Problem requirements :: Identify every line containing the word "conditions" and reproduce each one.

Stored data ::
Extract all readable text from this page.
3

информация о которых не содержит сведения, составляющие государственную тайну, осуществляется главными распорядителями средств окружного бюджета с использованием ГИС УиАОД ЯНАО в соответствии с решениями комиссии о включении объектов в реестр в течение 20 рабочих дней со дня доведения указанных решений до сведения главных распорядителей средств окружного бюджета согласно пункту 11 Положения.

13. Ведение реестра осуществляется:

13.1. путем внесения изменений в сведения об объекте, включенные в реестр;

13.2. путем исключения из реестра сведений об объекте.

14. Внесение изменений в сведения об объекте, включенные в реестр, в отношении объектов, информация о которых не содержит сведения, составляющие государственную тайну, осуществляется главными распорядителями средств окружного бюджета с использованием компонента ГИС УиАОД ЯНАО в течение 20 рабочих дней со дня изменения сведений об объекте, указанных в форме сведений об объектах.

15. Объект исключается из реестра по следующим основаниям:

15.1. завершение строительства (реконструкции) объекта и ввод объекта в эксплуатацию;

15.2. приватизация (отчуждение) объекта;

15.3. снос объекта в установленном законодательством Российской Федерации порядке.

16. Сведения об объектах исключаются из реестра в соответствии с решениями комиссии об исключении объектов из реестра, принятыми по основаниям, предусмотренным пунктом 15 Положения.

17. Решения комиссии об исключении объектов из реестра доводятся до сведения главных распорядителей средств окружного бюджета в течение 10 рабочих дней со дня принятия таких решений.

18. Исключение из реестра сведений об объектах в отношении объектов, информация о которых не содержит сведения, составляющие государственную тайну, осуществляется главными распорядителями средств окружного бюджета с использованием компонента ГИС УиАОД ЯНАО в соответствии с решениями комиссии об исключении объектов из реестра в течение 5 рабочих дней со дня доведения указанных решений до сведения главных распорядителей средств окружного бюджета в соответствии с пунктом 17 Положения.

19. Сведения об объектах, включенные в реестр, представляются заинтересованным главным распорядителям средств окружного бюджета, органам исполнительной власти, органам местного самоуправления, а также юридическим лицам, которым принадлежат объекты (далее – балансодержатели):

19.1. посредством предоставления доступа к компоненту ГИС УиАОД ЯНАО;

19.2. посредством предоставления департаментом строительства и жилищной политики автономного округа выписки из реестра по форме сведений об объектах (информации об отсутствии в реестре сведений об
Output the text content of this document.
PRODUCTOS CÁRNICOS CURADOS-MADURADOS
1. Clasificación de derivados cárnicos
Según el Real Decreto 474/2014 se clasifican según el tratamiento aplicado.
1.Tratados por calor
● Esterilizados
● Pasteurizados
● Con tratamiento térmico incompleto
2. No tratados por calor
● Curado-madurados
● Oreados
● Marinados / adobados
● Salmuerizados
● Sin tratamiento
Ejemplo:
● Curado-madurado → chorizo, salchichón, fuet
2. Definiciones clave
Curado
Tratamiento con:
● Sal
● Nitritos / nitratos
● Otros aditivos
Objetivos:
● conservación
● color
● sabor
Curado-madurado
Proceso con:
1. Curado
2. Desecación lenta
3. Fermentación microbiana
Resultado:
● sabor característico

--

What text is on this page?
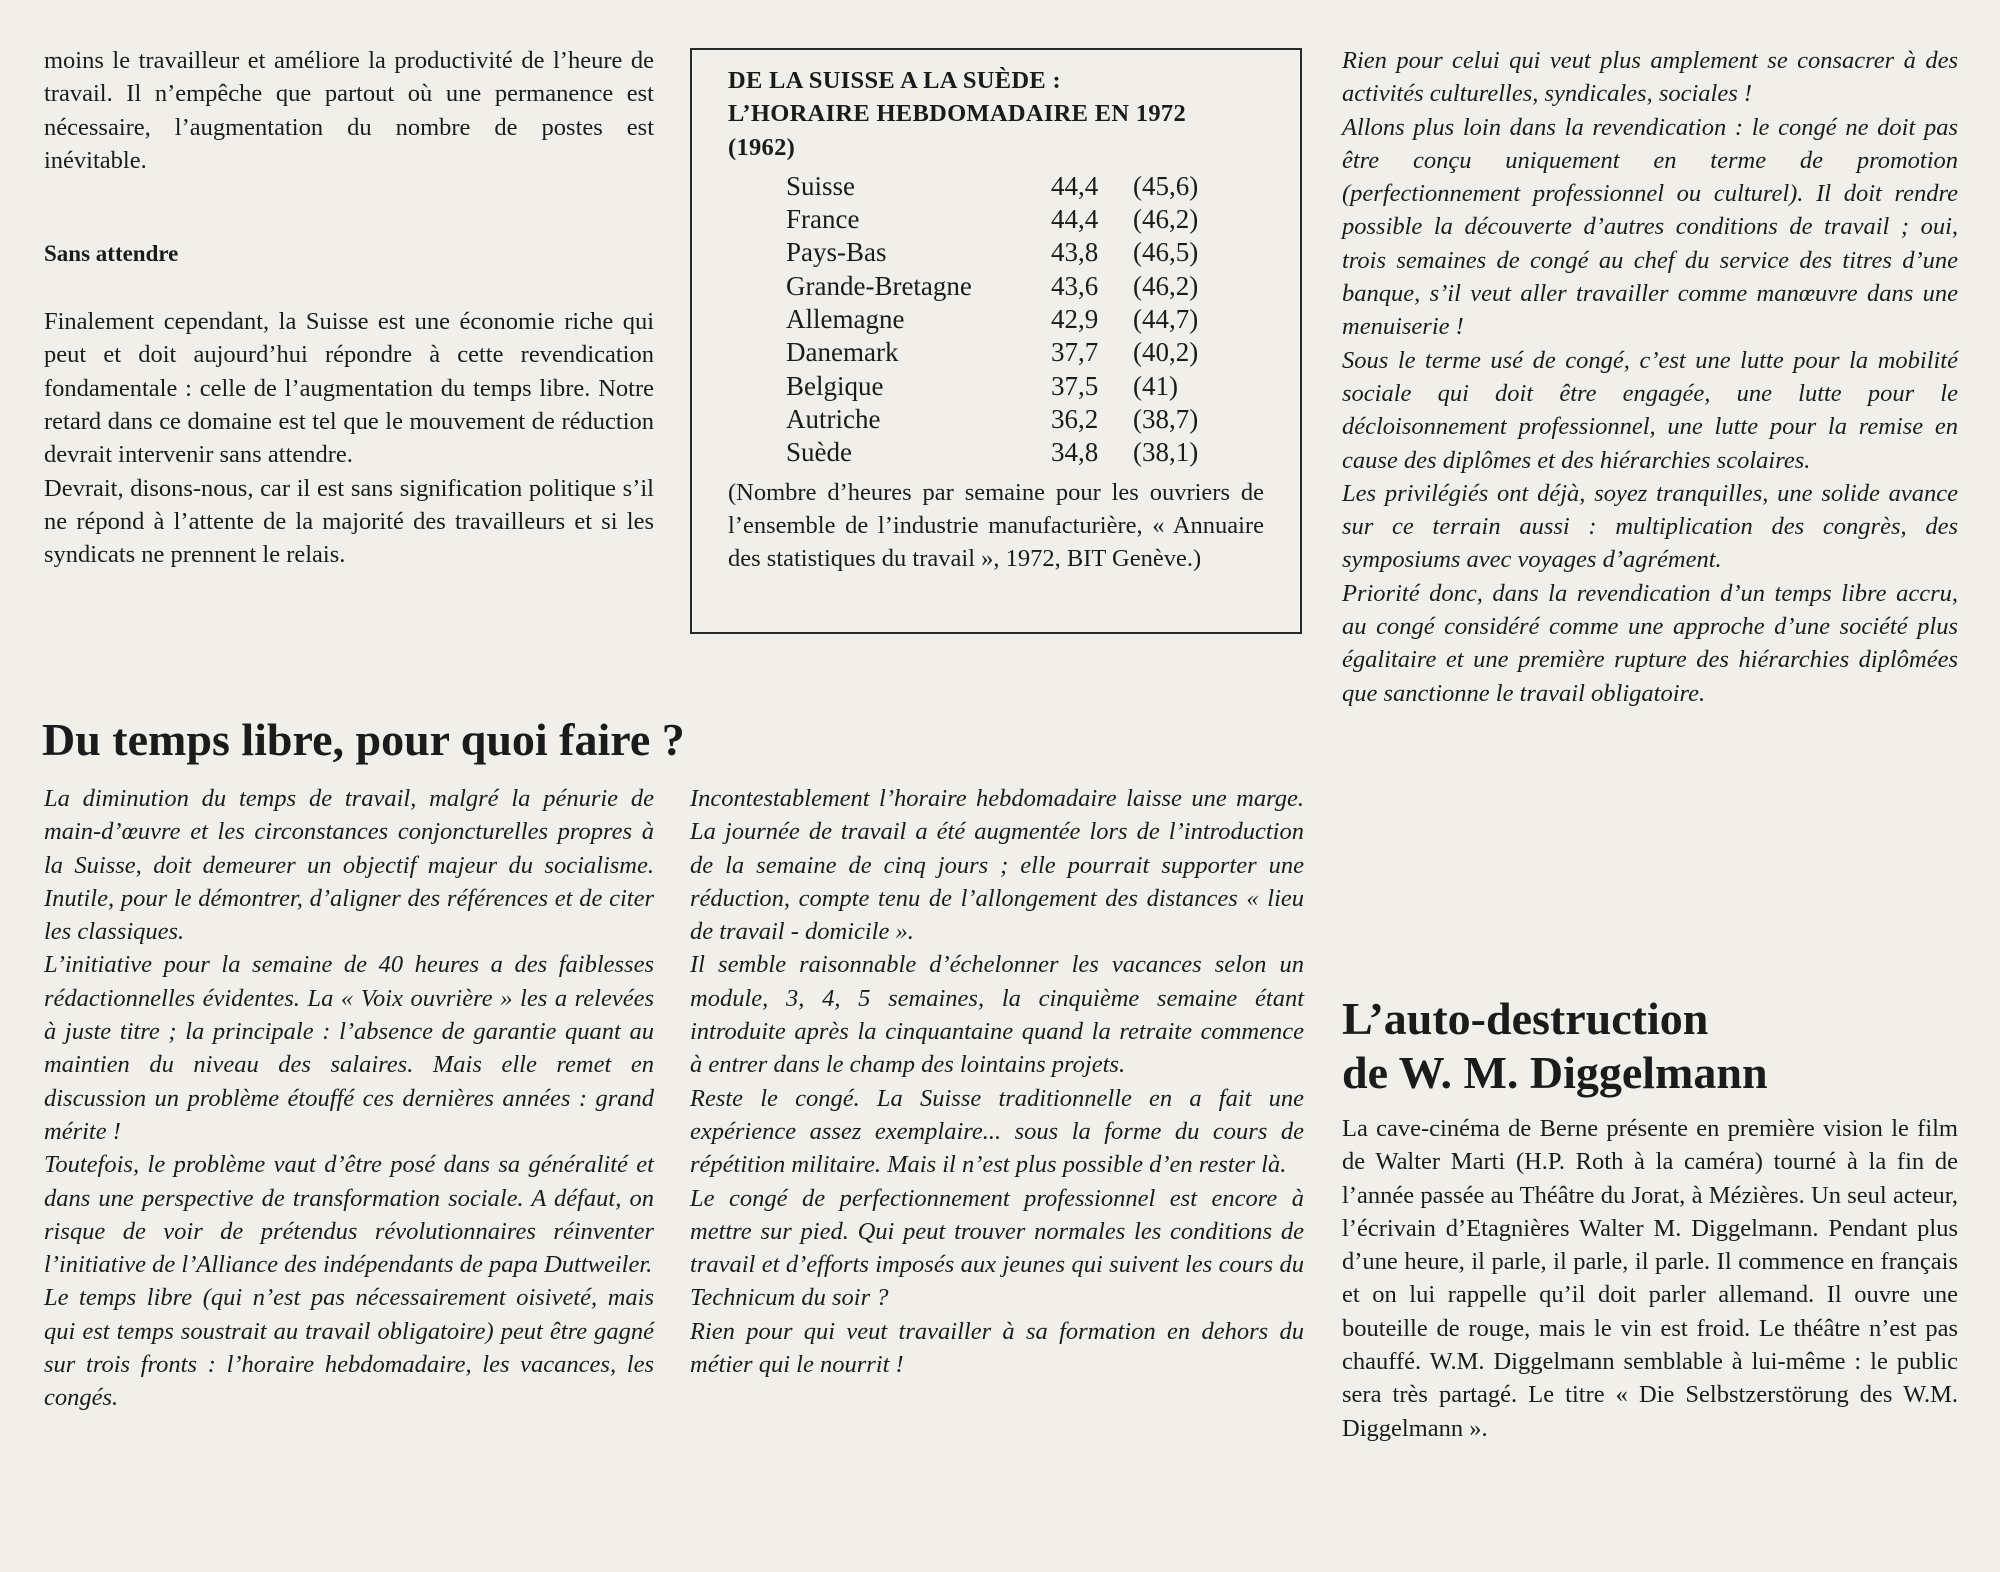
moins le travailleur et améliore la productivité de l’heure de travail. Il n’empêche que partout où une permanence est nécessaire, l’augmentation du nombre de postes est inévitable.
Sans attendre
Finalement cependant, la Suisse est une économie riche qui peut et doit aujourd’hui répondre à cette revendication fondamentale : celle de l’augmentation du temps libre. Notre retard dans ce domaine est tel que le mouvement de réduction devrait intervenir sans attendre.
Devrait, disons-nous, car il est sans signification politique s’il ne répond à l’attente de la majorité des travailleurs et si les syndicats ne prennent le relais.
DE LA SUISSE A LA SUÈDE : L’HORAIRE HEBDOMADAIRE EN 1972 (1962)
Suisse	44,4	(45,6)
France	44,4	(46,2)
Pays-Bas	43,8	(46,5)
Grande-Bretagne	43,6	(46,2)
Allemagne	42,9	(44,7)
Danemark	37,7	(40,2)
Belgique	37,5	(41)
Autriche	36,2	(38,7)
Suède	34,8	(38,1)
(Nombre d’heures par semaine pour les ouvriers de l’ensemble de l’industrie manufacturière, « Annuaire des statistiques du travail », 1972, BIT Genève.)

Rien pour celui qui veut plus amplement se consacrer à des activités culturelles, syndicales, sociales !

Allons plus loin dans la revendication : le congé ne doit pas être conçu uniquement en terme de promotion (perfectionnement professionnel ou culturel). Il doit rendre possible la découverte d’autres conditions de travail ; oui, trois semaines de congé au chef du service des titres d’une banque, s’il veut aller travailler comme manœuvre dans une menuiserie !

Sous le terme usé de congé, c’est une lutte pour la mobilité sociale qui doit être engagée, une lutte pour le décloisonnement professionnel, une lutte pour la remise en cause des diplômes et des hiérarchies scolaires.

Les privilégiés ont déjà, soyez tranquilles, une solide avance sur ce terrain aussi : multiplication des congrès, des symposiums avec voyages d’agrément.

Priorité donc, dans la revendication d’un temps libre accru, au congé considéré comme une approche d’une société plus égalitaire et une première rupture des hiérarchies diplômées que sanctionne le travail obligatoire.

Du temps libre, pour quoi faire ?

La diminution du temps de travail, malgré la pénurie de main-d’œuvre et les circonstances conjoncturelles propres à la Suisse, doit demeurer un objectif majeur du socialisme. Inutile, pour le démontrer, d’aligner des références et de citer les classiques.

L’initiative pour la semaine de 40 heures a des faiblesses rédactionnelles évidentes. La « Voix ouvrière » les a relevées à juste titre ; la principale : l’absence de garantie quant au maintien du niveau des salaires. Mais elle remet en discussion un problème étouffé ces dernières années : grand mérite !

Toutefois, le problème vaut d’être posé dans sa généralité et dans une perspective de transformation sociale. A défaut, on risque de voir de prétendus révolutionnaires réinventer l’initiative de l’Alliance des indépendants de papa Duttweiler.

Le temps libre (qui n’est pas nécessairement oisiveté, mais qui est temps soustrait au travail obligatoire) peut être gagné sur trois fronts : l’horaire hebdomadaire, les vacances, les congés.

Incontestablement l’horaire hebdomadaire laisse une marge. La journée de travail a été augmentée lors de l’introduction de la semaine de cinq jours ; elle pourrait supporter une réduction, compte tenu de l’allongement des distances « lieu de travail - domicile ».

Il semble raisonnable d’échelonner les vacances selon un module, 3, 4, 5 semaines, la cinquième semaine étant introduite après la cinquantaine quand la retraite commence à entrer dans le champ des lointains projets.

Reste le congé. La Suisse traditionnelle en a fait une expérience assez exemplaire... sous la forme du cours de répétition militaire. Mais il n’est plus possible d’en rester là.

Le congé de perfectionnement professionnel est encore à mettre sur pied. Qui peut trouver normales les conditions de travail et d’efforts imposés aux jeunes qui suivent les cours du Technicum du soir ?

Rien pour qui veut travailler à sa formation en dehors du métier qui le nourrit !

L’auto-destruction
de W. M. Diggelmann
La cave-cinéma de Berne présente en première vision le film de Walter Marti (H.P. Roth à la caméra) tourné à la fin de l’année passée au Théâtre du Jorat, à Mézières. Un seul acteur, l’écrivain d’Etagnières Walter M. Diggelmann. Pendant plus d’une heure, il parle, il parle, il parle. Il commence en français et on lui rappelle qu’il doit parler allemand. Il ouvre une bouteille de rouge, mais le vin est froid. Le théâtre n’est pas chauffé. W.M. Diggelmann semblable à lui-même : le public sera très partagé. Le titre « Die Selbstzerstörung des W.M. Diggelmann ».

...

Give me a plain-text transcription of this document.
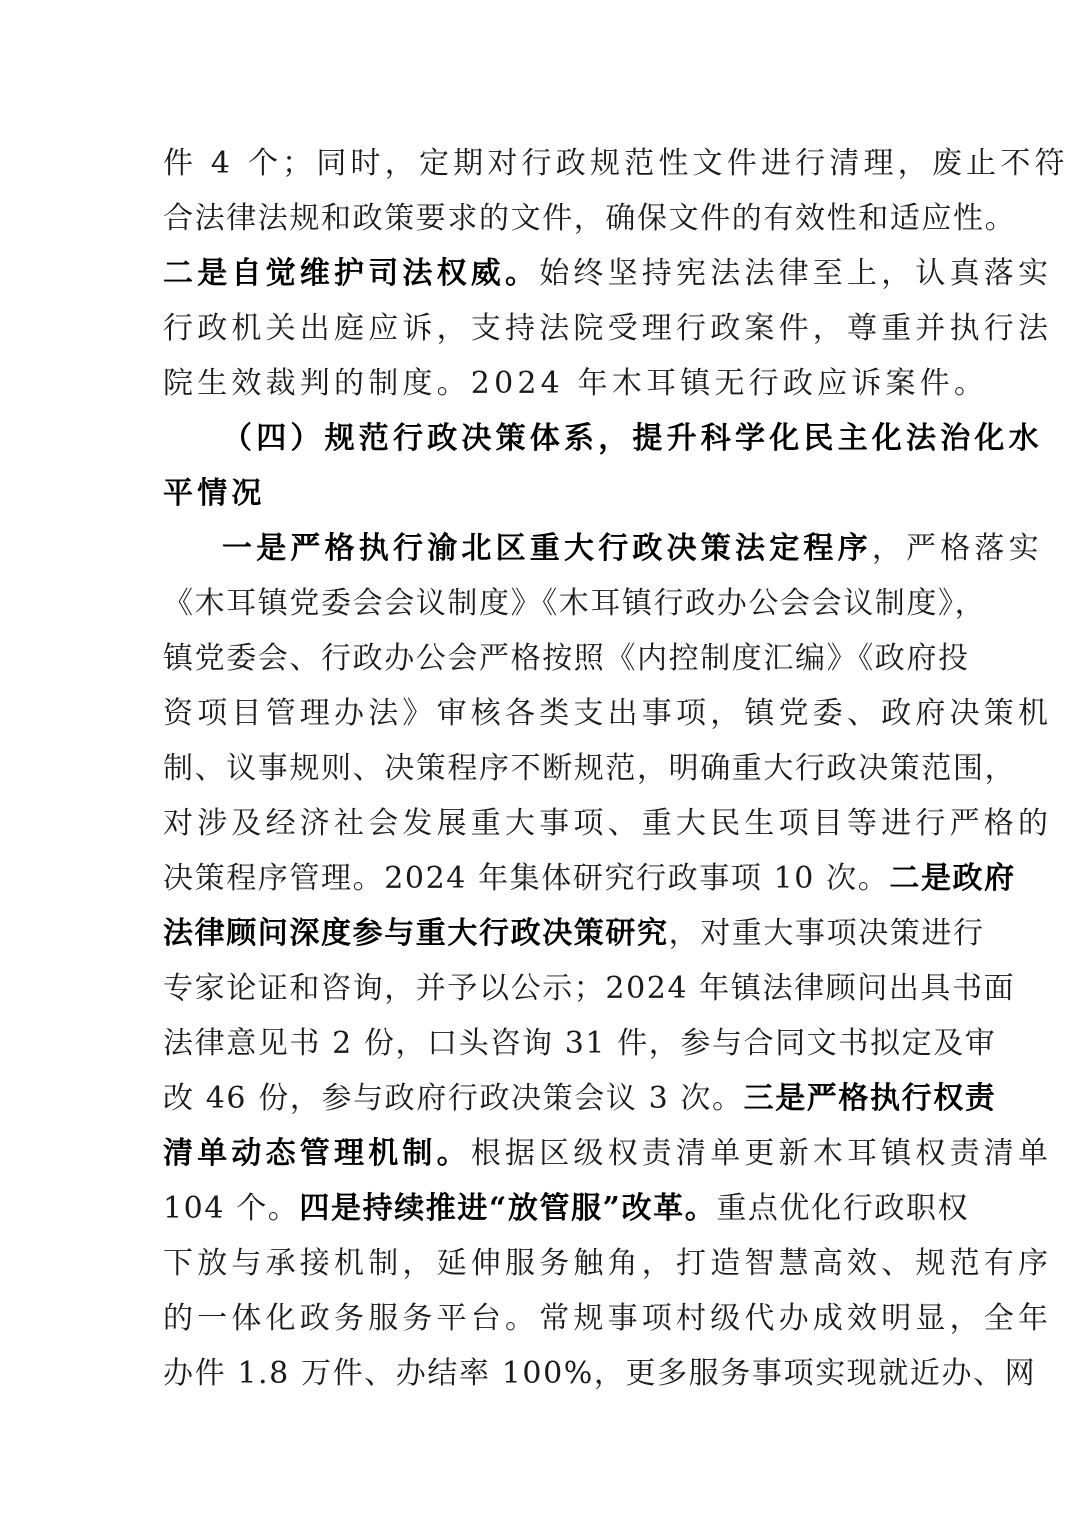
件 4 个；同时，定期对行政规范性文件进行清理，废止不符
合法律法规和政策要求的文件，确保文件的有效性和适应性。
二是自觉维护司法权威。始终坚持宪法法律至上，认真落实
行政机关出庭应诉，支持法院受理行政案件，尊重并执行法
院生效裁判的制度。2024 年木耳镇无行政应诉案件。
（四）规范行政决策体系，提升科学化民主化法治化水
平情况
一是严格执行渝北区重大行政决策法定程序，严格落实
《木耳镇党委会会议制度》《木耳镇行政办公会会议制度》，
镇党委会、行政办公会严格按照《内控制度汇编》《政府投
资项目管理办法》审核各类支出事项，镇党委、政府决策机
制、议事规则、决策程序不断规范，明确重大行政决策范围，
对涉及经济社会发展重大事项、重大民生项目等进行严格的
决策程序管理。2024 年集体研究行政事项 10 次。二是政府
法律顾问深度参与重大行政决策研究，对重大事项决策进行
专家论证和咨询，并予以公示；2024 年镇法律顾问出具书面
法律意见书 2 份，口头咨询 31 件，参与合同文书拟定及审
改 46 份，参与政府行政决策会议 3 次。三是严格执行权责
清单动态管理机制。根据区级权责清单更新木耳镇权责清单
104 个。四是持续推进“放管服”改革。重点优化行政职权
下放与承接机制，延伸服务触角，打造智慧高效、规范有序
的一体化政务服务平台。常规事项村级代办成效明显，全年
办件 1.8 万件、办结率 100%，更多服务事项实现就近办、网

Expected output ::
Allons plus loin dans la revendication : le congé ne doit pas être conçu uniquement en terme de promotion (perfectionnement professionnel ou culturel). Il doit rendre possible la découverte d’autres conditions de travail ; oui, trois semaines de congé au chef du service des titres d’une banque, s’il veut aller travailler comme manœuvre dans une menuiserie !
Le congé de perfectionnement professionnel est encore à mettre sur pied. Qui peut trouver normales les conditions de travail et d’efforts imposés aux jeunes qui suivent les cours du Technicum du soir ?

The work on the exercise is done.